[Task to carry out]
Quote every line below exactly and skip any picture.
***
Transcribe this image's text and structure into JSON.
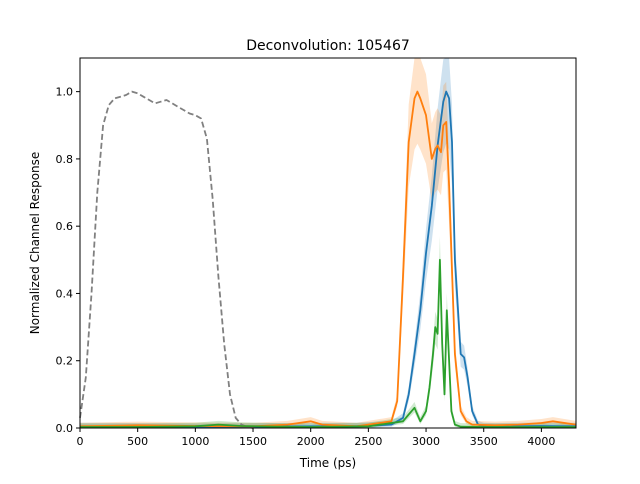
{
  "chart_data": {
    "type": "line",
    "title": "Deconvolution: 105467",
    "xlabel": "Time (ps)",
    "ylabel": "Normalized Channel Response",
    "xlim": [
      0,
      4300
    ],
    "ylim": [
      0,
      1.1
    ],
    "xticks": [
      0,
      500,
      1000,
      1500,
      2000,
      2500,
      3000,
      3500,
      4000
    ],
    "yticks": [
      0.0,
      0.2,
      0.4,
      0.6,
      0.8,
      1.0
    ],
    "xtick_labels": [
      "0",
      "500",
      "1000",
      "1500",
      "2000",
      "2500",
      "3000",
      "3500",
      "4000"
    ],
    "ytick_labels": [
      "0.0",
      "0.2",
      "0.4",
      "0.6",
      "0.8",
      "1.0"
    ],
    "grid": false,
    "legend": "none",
    "series": [
      {
        "style": "dashed",
        "color": "#808080",
        "x": [
          0,
          50,
          100,
          150,
          200,
          250,
          300,
          350,
          400,
          450,
          500,
          550,
          600,
          650,
          700,
          750,
          800,
          850,
          900,
          950,
          1000,
          1050,
          1100,
          1150,
          1200,
          1250,
          1300,
          1350,
          1400,
          1450,
          1500
        ],
        "y": [
          0.03,
          0.15,
          0.4,
          0.7,
          0.9,
          0.96,
          0.98,
          0.985,
          0.99,
          1.0,
          0.995,
          0.985,
          0.975,
          0.965,
          0.97,
          0.975,
          0.965,
          0.955,
          0.945,
          0.935,
          0.93,
          0.92,
          0.86,
          0.68,
          0.45,
          0.25,
          0.1,
          0.03,
          0.01,
          0.003,
          0.0
        ]
      },
      {
        "color": "#1f77b4",
        "x": [
          0,
          500,
          1000,
          1500,
          2000,
          2400,
          2700,
          2800,
          2850,
          2900,
          2950,
          3000,
          3050,
          3100,
          3150,
          3175,
          3200,
          3225,
          3250,
          3300,
          3330,
          3360,
          3400,
          3450,
          3500,
          3600,
          3800,
          4000,
          4300
        ],
        "y": [
          0.005,
          0.004,
          0.003,
          0.004,
          0.005,
          0.005,
          0.01,
          0.03,
          0.1,
          0.22,
          0.35,
          0.52,
          0.66,
          0.84,
          0.97,
          1.0,
          0.98,
          0.85,
          0.5,
          0.22,
          0.21,
          0.15,
          0.05,
          0.01,
          0.005,
          0.004,
          0.005,
          0.006,
          0.005
        ]
      },
      {
        "color": "#ff7f0e",
        "x": [
          0,
          500,
          1000,
          1500,
          1800,
          2000,
          2100,
          2400,
          2700,
          2750,
          2800,
          2850,
          2900,
          2925,
          2950,
          3000,
          3050,
          3080,
          3100,
          3130,
          3150,
          3175,
          3200,
          3250,
          3300,
          3350,
          3400,
          3600,
          3800,
          4000,
          4100,
          4300
        ],
        "y": [
          0.005,
          0.008,
          0.006,
          0.005,
          0.01,
          0.02,
          0.01,
          0.005,
          0.02,
          0.08,
          0.45,
          0.85,
          0.98,
          1.0,
          0.98,
          0.93,
          0.8,
          0.83,
          0.84,
          0.82,
          0.9,
          0.91,
          0.72,
          0.22,
          0.05,
          0.02,
          0.01,
          0.008,
          0.01,
          0.015,
          0.02,
          0.01
        ]
      },
      {
        "color": "#2ca02c",
        "x": [
          0,
          500,
          1000,
          1200,
          1400,
          1700,
          2000,
          2500,
          2800,
          2850,
          2900,
          2950,
          3000,
          3030,
          3060,
          3080,
          3100,
          3120,
          3140,
          3160,
          3180,
          3200,
          3220,
          3250,
          3300,
          3500,
          4000,
          4300
        ],
        "y": [
          0.003,
          0.003,
          0.005,
          0.01,
          0.006,
          0.004,
          0.003,
          0.005,
          0.02,
          0.04,
          0.06,
          0.02,
          0.05,
          0.12,
          0.22,
          0.3,
          0.28,
          0.5,
          0.25,
          0.1,
          0.35,
          0.2,
          0.05,
          0.01,
          0.004,
          0.003,
          0.003,
          0.003
        ]
      }
    ]
  }
}
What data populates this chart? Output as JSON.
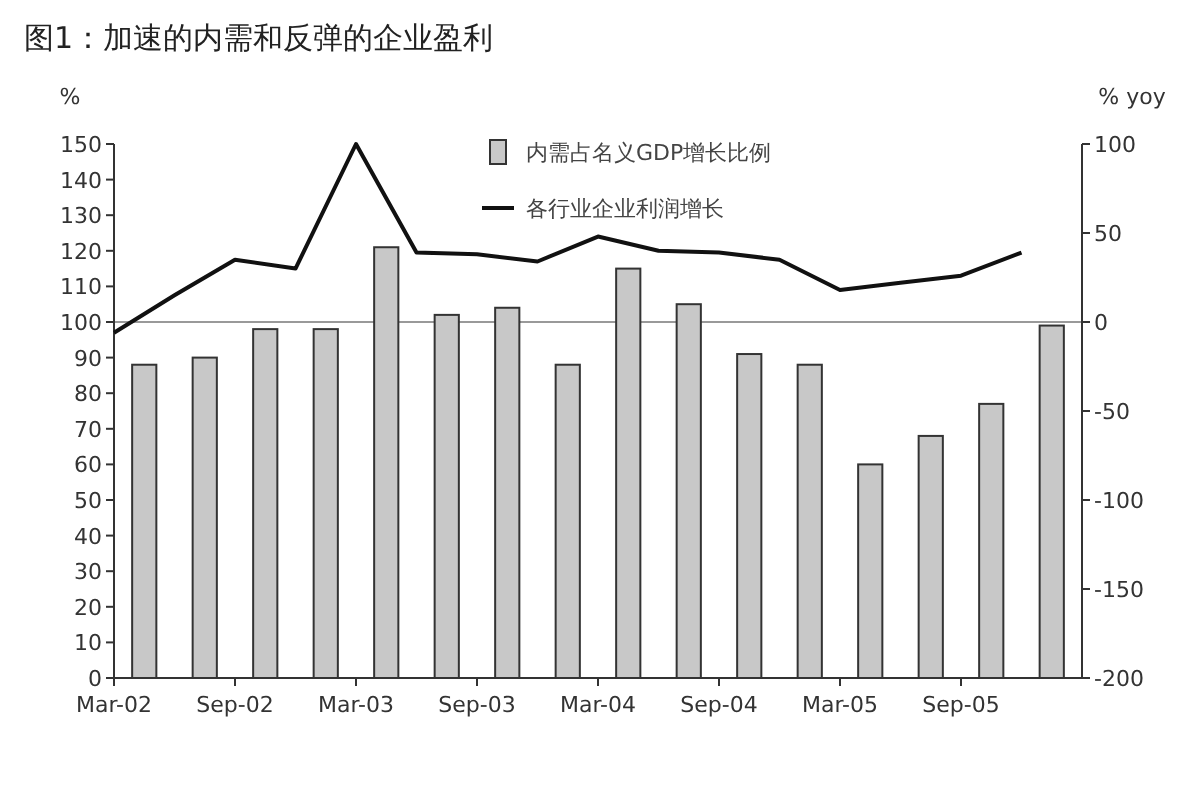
{
  "chart_data": {
    "type": "bar",
    "title": "图1：加速的内需和反弹的企业盈利",
    "ylabel": "%",
    "y2label": "% yoy",
    "categories": [
      "Mar-02",
      null,
      "Sep-02",
      null,
      "Mar-03",
      null,
      "Sep-03",
      null,
      "Mar-04",
      null,
      "Sep-04",
      null,
      "Mar-05",
      null,
      "Sep-05",
      null
    ],
    "series": [
      {
        "name": "内需占名义GDP增长比例",
        "color": "#c8c8c8",
        "values": [
          88,
          90,
          98,
          98,
          121,
          102,
          104,
          88,
          115,
          105,
          91,
          88,
          60,
          68,
          77,
          99
        ]
      },
      {
        "name": "各行业企业利润增长",
        "type": "line",
        "axis": "y2",
        "color": "#111111",
        "values": [
          -6,
          15,
          35,
          30,
          100,
          39,
          38,
          34,
          48,
          40,
          39,
          35,
          18,
          22,
          26,
          39
        ]
      }
    ],
    "ylim": [
      0,
      150
    ],
    "yticks": [
      0,
      10,
      20,
      30,
      40,
      50,
      60,
      70,
      80,
      90,
      100,
      110,
      120,
      130,
      140,
      150
    ],
    "y2lim": [
      -200,
      100
    ],
    "y2ticks": [
      -200,
      -150,
      -100,
      -50,
      0,
      50,
      100
    ],
    "ref_lines": [
      {
        "axis": "y2",
        "value": 0,
        "color": "#999999"
      }
    ],
    "legend": "top",
    "grid": false
  }
}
***
[Finished answer]
Transcribe this image's text and structure into JSON.
{
  "chart_data": {
    "type": "line",
    "title": "Deconvolution: 105467",
    "xlabel": "Time (ps)",
    "ylabel": "Normalized Channel Response",
    "xlim": [
      0,
      4300
    ],
    "ylim": [
      0,
      1.1
    ],
    "xticks": [
      0,
      500,
      1000,
      1500,
      2000,
      2500,
      3000,
      3500,
      4000
    ],
    "yticks": [
      0.0,
      0.2,
      0.4,
      0.6,
      0.8,
      1.0
    ],
    "xtick_labels": [
      "0",
      "500",
      "1000",
      "1500",
      "2000",
      "2500",
      "3000",
      "3500",
      "4000"
    ],
    "ytick_labels": [
      "0.0",
      "0.2",
      "0.4",
      "0.6",
      "0.8",
      "1.0"
    ],
    "grid": false,
    "legend": "none",
    "series": [
      {
        "style": "dashed",
        "color": "#808080",
        "x": [
          0,
          50,
          100,
          150,
          200,
          250,
          300,
          350,
          400,
          450,
          500,
          550,
          600,
          650,
          700,
          750,
          800,
          850,
          900,
          950,
          1000,
          1050,
          1100,
          1150,
          1200,
          1250,
          1300,
          1350,
          1400,
          1450,
          1500
        ],
        "y": [
          0.03,
          0.15,
          0.4,
          0.7,
          0.9,
          0.96,
          0.98,
          0.985,
          0.99,
          1.0,
          0.995,
          0.985,
          0.975,
          0.965,
          0.97,
          0.975,
          0.965,
          0.955,
          0.945,
          0.935,
          0.93,
          0.92,
          0.86,
          0.68,
          0.45,
          0.25,
          0.1,
          0.03,
          0.01,
          0.003,
          0.0
        ]
      },
      {
        "color": "#1f77b4",
        "x": [
          0,
          500,
          1000,
          1500,
          2000,
          2400,
          2700,
          2800,
          2850,
          2900,
          2950,
          3000,
          3050,
          3100,
          3150,
          3175,
          3200,
          3225,
          3250,
          3300,
          3330,
          3360,
          3400,
          3450,
          3500,
          3600,
          3800,
          4000,
          4300
        ],
        "y": [
          0.005,
          0.004,
          0.003,
          0.004,
          0.005,
          0.005,
          0.01,
          0.03,
          0.1,
          0.22,
          0.35,
          0.52,
          0.66,
          0.84,
          0.97,
          1.0,
          0.98,
          0.85,
          0.5,
          0.22,
          0.21,
          0.15,
          0.05,
          0.01,
          0.005,
          0.004,
          0.005,
          0.006,
          0.005
        ]
      },
      {
        "color": "#ff7f0e",
        "x": [
          0,
          500,
          1000,
          1500,
          1800,
          2000,
          2100,
          2400,
          2700,
          2750,
          2800,
          2850,
          2900,
          2925,
          2950,
          3000,
          3050,
          3080,
          3100,
          3130,
          3150,
          3175,
          3200,
          3250,
          3300,
          3350,
          3400,
          3600,
          3800,
          4000,
          4100,
          4300
        ],
        "y": [
          0.005,
          0.008,
          0.006,
          0.005,
          0.01,
          0.02,
          0.01,
          0.005,
          0.02,
          0.08,
          0.45,
          0.85,
          0.98,
          1.0,
          0.98,
          0.93,
          0.8,
          0.83,
          0.84,
          0.82,
          0.9,
          0.91,
          0.72,
          0.22,
          0.05,
          0.02,
          0.01,
          0.008,
          0.01,
          0.015,
          0.02,
          0.01
        ]
      },
      {
        "color": "#2ca02c",
        "x": [
          0,
          500,
          1000,
          1200,
          1400,
          1700,
          2000,
          2500,
          2800,
          2850,
          2900,
          2950,
          3000,
          3030,
          3060,
          3080,
          3100,
          3120,
          3140,
          3160,
          3180,
          3200,
          3220,
          3250,
          3300,
          3500,
          4000,
          4300
        ],
        "y": [
          0.003,
          0.003,
          0.005,
          0.01,
          0.006,
          0.004,
          0.003,
          0.005,
          0.02,
          0.04,
          0.06,
          0.02,
          0.05,
          0.12,
          0.22,
          0.3,
          0.28,
          0.5,
          0.25,
          0.1,
          0.35,
          0.2,
          0.05,
          0.01,
          0.004,
          0.003,
          0.003,
          0.003
        ]
      }
    ]
  }
}
What data populates this chart? Output as JSON.
{
  "chart_data": {
    "type": "bar",
    "title": "图1：加速的内需和反弹的企业盈利",
    "ylabel": "%",
    "y2label": "% yoy",
    "categories": [
      "Mar-02",
      null,
      "Sep-02",
      null,
      "Mar-03",
      null,
      "Sep-03",
      null,
      "Mar-04",
      null,
      "Sep-04",
      null,
      "Mar-05",
      null,
      "Sep-05",
      null
    ],
    "series": [
      {
        "name": "内需占名义GDP增长比例",
        "color": "#c8c8c8",
        "values": [
          88,
          90,
          98,
          98,
          121,
          102,
          104,
          88,
          115,
          105,
          91,
          88,
          60,
          68,
          77,
          99
        ]
      },
      {
        "name": "各行业企业利润增长",
        "type": "line",
        "axis": "y2",
        "color": "#111111",
        "values": [
          -6,
          15,
          35,
          30,
          100,
          39,
          38,
          34,
          48,
          40,
          39,
          35,
          18,
          22,
          26,
          39
        ]
      }
    ],
    "ylim": [
      0,
      150
    ],
    "yticks": [
      0,
      10,
      20,
      30,
      40,
      50,
      60,
      70,
      80,
      90,
      100,
      110,
      120,
      130,
      140,
      150
    ],
    "y2lim": [
      -200,
      100
    ],
    "y2ticks": [
      -200,
      -150,
      -100,
      -50,
      0,
      50,
      100
    ],
    "ref_lines": [
      {
        "axis": "y2",
        "value": 0,
        "color": "#999999"
      }
    ],
    "legend": "top",
    "grid": false
  }
}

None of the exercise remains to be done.